* Start *

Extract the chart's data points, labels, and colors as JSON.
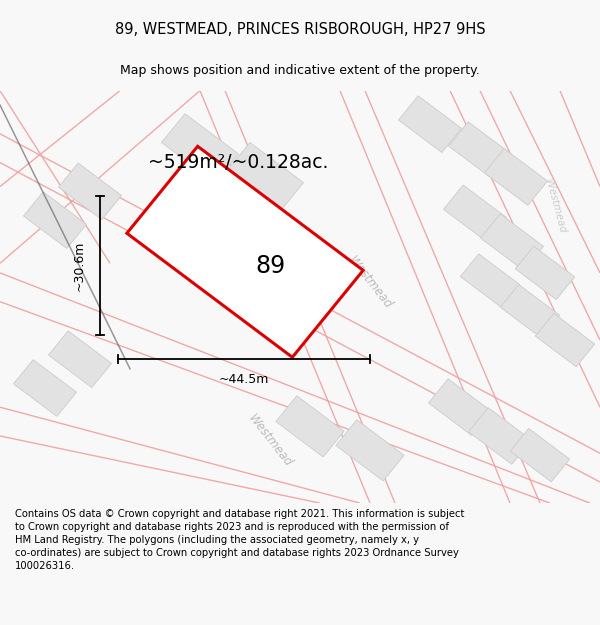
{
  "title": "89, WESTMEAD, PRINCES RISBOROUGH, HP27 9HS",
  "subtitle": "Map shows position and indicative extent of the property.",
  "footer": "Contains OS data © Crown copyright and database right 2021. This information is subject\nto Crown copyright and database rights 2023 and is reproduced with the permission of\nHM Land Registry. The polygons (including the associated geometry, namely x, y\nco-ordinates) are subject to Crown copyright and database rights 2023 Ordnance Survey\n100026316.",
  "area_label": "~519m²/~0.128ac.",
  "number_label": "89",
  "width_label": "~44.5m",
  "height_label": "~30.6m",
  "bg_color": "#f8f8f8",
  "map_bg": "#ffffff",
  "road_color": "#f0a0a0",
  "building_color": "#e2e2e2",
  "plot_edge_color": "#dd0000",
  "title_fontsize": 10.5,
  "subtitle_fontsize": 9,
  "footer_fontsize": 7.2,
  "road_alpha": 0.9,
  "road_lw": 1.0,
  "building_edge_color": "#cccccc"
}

* End *
* Start *

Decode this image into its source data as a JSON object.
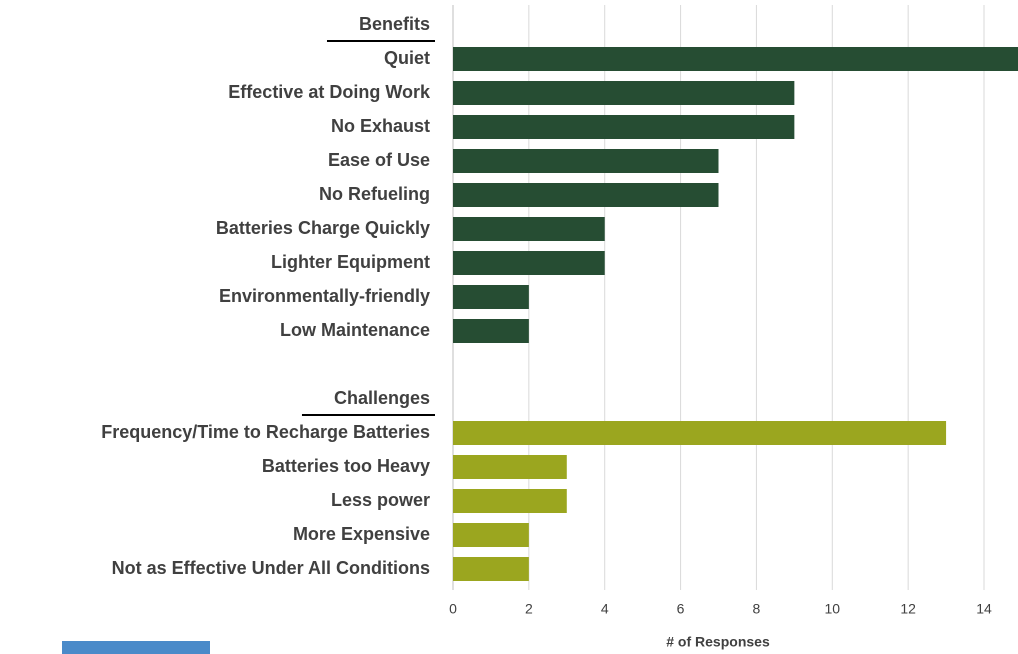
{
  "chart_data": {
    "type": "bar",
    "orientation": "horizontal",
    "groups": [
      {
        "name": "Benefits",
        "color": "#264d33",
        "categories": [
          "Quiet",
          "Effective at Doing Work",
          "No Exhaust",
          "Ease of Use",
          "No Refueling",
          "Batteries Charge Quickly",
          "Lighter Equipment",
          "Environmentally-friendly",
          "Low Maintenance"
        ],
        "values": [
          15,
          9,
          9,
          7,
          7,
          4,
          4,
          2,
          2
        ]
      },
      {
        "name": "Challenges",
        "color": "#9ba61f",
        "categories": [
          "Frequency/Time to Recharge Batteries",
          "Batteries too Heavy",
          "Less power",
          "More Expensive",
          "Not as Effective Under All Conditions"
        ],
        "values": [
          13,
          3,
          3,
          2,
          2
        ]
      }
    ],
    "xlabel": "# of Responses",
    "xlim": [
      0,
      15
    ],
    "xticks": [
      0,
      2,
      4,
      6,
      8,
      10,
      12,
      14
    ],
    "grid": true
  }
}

* End *

Written instruction
Filter the records above for "Batteries" and copy every matching line.

Answer to this exercise
          "Batteries Charge Quickly",
          "Frequency/Time to Recharge Batteries",
          "Batteries too Heavy",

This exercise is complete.